#### [Data in this exercise]
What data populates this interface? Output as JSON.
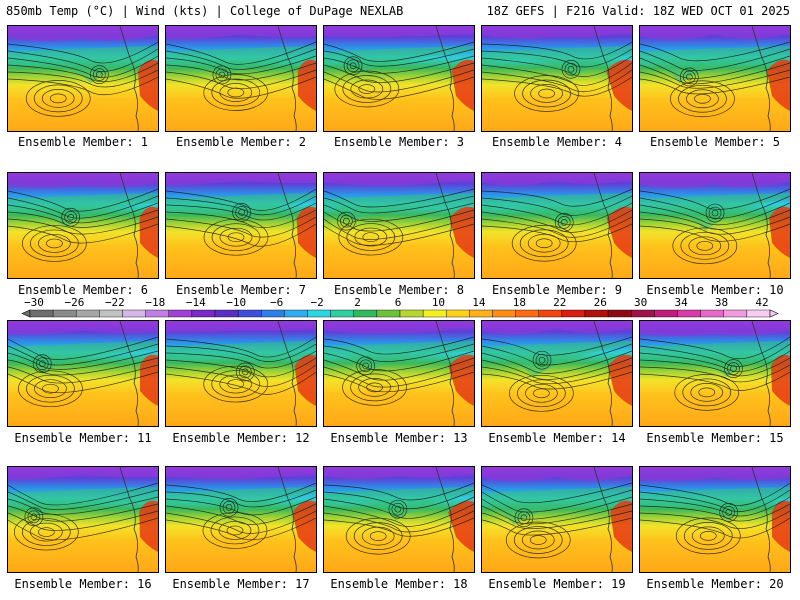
{
  "header": {
    "left": "850mb Temp (°C) | Wind (kts) | College of DuPage NEXLAB",
    "right": "18Z GEFS | F216 Valid: 18Z WED OCT 01 2025"
  },
  "panel_label_prefix": "Ensemble Member:",
  "members": [
    {
      "label": "Ensemble Member: 1"
    },
    {
      "label": "Ensemble Member: 2"
    },
    {
      "label": "Ensemble Member: 3"
    },
    {
      "label": "Ensemble Member: 4"
    },
    {
      "label": "Ensemble Member: 5"
    },
    {
      "label": "Ensemble Member: 6"
    },
    {
      "label": "Ensemble Member: 7"
    },
    {
      "label": "Ensemble Member: 8"
    },
    {
      "label": "Ensemble Member: 9"
    },
    {
      "label": "Ensemble Member: 10"
    },
    {
      "label": "Ensemble Member: 11"
    },
    {
      "label": "Ensemble Member: 12"
    },
    {
      "label": "Ensemble Member: 13"
    },
    {
      "label": "Ensemble Member: 14"
    },
    {
      "label": "Ensemble Member: 15"
    },
    {
      "label": "Ensemble Member: 16"
    },
    {
      "label": "Ensemble Member: 17"
    },
    {
      "label": "Ensemble Member: 18"
    },
    {
      "label": "Ensemble Member: 19"
    },
    {
      "label": "Ensemble Member: 20"
    }
  ],
  "colorbar": {
    "ticks": [
      -30,
      -26,
      -22,
      -18,
      -14,
      -10,
      -6,
      -2,
      2,
      6,
      10,
      14,
      18,
      22,
      26,
      30,
      34,
      38,
      42
    ],
    "colors": [
      "#6d6d6d",
      "#8a8a8a",
      "#a6a6a6",
      "#c2c2c2",
      "#d5b8e8",
      "#c17ee3",
      "#a13fd6",
      "#7a2bc8",
      "#5a2fc4",
      "#3f4fdc",
      "#2f7fe6",
      "#2eaef0",
      "#2ed4e0",
      "#2fcf9f",
      "#34b85c",
      "#6ec23a",
      "#b8d631",
      "#f2f020",
      "#ffd21a",
      "#ffb01a",
      "#ff8c17",
      "#ff6a14",
      "#f04412",
      "#d81e10",
      "#b0100e",
      "#8c0a14",
      "#a0124a",
      "#c01c7c",
      "#d83aa8",
      "#e868c8",
      "#f09ae0",
      "#f8ccf0"
    ]
  }
}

#### [Do this]
Print out the lines exactly, skipping any picture.

#### [Correct output]
What data populates this interface? Output as JSON.
{
  "header": {
    "left": "850mb Temp (°C) | Wind (kts) | College of DuPage NEXLAB",
    "right": "18Z GEFS | F216 Valid: 18Z WED OCT 01 2025"
  },
  "panel_label_prefix": "Ensemble Member:",
  "members": [
    {
      "label": "Ensemble Member: 1"
    },
    {
      "label": "Ensemble Member: 2"
    },
    {
      "label": "Ensemble Member: 3"
    },
    {
      "label": "Ensemble Member: 4"
    },
    {
      "label": "Ensemble Member: 5"
    },
    {
      "label": "Ensemble Member: 6"
    },
    {
      "label": "Ensemble Member: 7"
    },
    {
      "label": "Ensemble Member: 8"
    },
    {
      "label": "Ensemble Member: 9"
    },
    {
      "label": "Ensemble Member: 10"
    },
    {
      "label": "Ensemble Member: 11"
    },
    {
      "label": "Ensemble Member: 12"
    },
    {
      "label": "Ensemble Member: 13"
    },
    {
      "label": "Ensemble Member: 14"
    },
    {
      "label": "Ensemble Member: 15"
    },
    {
      "label": "Ensemble Member: 16"
    },
    {
      "label": "Ensemble Member: 17"
    },
    {
      "label": "Ensemble Member: 18"
    },
    {
      "label": "Ensemble Member: 19"
    },
    {
      "label": "Ensemble Member: 20"
    }
  ],
  "colorbar": {
    "ticks": [
      -30,
      -26,
      -22,
      -18,
      -14,
      -10,
      -6,
      -2,
      2,
      6,
      10,
      14,
      18,
      22,
      26,
      30,
      34,
      38,
      42
    ],
    "colors": [
      "#6d6d6d",
      "#8a8a8a",
      "#a6a6a6",
      "#c2c2c2",
      "#d5b8e8",
      "#c17ee3",
      "#a13fd6",
      "#7a2bc8",
      "#5a2fc4",
      "#3f4fdc",
      "#2f7fe6",
      "#2eaef0",
      "#2ed4e0",
      "#2fcf9f",
      "#34b85c",
      "#6ec23a",
      "#b8d631",
      "#f2f020",
      "#ffd21a",
      "#ffb01a",
      "#ff8c17",
      "#ff6a14",
      "#f04412",
      "#d81e10",
      "#b0100e",
      "#8c0a14",
      "#a0124a",
      "#c01c7c",
      "#d83aa8",
      "#e868c8",
      "#f09ae0",
      "#f8ccf0"
    ]
  }
}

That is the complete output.